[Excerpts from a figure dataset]
--------------------
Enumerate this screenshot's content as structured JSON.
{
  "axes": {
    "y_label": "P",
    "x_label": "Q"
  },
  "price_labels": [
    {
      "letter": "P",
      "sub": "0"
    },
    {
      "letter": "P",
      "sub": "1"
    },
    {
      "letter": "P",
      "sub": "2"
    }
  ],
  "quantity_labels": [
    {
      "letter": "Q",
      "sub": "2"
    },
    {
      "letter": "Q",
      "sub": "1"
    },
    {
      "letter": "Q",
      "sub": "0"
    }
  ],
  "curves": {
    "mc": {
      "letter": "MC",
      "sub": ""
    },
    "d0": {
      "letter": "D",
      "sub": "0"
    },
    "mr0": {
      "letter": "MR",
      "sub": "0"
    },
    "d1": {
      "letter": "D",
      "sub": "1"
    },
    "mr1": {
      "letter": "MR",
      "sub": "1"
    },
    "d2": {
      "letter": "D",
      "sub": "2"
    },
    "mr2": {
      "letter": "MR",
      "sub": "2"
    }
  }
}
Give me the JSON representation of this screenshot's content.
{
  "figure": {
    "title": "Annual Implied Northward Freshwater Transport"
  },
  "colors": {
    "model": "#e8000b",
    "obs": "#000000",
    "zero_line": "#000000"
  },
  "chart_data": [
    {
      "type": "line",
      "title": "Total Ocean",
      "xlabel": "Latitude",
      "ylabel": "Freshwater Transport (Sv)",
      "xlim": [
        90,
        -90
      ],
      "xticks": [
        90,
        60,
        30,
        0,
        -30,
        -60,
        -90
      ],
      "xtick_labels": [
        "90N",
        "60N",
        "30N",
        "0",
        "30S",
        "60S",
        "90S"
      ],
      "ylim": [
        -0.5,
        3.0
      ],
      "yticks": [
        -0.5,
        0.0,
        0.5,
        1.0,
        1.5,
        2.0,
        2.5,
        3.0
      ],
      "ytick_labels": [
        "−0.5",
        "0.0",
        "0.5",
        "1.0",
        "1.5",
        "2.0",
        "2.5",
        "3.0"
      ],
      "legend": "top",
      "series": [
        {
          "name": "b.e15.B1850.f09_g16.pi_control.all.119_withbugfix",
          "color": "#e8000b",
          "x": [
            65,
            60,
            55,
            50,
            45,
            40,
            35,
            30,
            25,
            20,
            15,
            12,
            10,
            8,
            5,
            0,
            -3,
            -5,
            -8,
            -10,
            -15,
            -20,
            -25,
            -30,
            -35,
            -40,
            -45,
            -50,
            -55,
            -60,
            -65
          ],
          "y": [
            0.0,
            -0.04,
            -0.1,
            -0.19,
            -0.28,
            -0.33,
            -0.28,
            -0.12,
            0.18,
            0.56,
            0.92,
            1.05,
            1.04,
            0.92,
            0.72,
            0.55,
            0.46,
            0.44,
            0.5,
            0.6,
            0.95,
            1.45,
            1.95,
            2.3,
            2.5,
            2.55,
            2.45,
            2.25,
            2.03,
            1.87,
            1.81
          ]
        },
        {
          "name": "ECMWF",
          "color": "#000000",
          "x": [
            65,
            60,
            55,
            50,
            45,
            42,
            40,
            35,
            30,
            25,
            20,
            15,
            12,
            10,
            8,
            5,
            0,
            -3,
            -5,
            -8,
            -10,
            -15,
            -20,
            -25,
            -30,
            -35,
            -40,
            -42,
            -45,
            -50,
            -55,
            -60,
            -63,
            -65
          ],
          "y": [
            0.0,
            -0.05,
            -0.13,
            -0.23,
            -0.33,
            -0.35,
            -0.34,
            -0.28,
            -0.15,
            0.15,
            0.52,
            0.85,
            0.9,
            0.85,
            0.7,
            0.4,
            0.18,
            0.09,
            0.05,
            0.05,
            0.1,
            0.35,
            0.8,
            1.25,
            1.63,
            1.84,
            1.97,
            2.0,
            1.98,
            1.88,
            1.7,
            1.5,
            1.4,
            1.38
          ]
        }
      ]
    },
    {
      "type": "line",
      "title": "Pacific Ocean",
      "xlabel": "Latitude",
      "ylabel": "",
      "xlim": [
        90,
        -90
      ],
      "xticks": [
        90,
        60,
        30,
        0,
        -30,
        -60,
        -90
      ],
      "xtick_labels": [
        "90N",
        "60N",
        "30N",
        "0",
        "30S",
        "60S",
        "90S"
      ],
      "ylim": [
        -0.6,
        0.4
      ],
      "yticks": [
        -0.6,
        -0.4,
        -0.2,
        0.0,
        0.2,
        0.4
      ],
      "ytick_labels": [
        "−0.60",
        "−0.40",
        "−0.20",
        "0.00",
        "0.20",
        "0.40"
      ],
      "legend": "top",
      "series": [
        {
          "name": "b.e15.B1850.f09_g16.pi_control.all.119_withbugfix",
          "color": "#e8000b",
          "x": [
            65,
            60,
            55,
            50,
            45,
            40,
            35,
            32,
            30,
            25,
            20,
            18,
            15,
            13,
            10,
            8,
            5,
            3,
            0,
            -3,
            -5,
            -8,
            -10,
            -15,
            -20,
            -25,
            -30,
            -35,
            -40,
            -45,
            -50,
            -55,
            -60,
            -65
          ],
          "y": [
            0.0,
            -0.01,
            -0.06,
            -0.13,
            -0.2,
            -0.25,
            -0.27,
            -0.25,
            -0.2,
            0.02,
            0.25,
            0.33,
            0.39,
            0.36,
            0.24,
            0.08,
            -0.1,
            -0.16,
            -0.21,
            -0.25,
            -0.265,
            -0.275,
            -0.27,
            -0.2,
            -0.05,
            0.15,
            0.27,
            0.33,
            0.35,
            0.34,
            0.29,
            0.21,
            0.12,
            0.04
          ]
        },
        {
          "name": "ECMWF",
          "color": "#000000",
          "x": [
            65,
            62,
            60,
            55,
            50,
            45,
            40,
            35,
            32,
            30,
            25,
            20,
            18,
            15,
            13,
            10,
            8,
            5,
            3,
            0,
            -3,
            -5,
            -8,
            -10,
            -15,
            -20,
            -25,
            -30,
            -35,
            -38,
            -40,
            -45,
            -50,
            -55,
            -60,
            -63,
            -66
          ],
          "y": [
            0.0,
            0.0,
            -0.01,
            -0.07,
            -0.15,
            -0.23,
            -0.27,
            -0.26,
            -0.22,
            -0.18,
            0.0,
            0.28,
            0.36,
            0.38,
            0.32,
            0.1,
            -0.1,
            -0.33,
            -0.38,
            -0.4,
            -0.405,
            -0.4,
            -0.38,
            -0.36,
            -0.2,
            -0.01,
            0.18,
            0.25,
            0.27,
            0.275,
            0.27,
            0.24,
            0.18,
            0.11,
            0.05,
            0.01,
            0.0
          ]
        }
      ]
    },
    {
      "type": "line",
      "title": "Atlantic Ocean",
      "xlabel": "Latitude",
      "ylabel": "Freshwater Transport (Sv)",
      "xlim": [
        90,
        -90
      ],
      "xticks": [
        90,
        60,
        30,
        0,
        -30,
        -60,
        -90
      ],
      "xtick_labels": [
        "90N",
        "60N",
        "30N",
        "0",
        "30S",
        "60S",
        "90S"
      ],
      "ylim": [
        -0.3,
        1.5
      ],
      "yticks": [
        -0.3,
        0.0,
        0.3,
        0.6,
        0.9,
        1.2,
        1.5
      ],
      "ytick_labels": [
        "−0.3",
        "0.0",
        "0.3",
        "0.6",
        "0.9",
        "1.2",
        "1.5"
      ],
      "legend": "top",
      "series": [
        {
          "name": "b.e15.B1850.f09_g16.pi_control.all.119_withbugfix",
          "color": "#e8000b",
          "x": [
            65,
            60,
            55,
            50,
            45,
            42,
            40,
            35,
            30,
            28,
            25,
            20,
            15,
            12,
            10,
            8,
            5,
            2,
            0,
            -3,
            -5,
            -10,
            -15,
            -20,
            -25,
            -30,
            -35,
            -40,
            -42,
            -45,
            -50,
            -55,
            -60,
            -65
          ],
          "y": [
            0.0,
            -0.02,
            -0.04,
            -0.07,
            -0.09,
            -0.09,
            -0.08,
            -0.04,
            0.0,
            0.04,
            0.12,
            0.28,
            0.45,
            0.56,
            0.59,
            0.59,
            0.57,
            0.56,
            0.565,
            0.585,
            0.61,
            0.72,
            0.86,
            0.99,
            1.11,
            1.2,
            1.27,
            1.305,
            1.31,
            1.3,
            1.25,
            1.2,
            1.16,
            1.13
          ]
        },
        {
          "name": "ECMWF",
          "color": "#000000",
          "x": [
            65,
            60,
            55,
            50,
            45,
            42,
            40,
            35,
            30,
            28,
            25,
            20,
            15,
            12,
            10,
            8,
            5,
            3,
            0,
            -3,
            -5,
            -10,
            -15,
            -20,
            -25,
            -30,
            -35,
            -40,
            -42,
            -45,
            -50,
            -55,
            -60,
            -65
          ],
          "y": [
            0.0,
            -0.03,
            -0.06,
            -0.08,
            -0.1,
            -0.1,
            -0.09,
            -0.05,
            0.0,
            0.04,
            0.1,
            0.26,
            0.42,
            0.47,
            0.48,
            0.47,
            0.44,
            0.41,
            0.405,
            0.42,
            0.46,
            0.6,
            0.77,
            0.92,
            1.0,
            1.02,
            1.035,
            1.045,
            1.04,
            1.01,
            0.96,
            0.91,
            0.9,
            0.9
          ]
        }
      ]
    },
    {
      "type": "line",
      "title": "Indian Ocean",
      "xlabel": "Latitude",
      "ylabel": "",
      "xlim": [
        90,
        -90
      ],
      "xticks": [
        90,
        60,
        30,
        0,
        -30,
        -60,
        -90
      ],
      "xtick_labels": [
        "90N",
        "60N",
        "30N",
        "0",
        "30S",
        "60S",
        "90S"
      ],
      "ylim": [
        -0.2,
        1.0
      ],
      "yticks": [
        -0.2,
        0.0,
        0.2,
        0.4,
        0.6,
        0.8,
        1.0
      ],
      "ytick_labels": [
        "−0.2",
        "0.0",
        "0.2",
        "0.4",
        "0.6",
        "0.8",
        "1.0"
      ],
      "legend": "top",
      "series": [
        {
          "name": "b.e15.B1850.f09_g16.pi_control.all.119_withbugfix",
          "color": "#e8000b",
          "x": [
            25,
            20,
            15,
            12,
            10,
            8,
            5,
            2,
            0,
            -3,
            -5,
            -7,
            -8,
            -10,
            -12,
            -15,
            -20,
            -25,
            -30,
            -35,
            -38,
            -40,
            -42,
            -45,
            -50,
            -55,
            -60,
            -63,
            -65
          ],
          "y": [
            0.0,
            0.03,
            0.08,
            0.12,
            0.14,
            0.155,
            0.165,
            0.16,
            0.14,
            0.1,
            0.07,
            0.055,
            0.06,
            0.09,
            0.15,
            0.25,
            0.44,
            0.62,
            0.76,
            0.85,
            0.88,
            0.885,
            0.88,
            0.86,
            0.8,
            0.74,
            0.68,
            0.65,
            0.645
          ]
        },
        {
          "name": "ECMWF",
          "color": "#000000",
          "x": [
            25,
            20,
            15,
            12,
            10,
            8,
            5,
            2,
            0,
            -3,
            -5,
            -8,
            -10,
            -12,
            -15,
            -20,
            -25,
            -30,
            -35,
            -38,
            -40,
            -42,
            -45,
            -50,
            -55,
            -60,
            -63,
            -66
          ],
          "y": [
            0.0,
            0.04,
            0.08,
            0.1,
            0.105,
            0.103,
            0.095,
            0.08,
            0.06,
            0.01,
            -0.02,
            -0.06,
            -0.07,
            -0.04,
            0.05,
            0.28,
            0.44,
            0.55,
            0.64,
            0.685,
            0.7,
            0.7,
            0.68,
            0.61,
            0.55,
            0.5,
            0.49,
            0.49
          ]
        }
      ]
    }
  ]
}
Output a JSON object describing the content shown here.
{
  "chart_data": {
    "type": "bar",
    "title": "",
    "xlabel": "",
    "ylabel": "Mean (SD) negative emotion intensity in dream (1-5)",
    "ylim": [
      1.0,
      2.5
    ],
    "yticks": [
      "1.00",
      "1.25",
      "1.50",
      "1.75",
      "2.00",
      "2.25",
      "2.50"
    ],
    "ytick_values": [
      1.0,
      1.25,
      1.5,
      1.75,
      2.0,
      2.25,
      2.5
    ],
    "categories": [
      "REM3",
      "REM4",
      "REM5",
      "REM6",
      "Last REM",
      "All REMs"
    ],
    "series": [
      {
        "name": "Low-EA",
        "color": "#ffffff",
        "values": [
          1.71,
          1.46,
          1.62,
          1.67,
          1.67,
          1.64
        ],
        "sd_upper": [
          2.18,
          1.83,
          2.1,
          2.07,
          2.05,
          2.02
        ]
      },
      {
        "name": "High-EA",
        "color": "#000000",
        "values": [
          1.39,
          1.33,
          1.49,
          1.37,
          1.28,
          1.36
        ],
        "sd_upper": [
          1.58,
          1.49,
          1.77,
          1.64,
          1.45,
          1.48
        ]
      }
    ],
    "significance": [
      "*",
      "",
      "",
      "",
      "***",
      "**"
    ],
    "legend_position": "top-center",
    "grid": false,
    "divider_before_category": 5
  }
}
--------------------
Work out the number of lines above that include the string "title" and write only that number.

• FULL ANSWER
6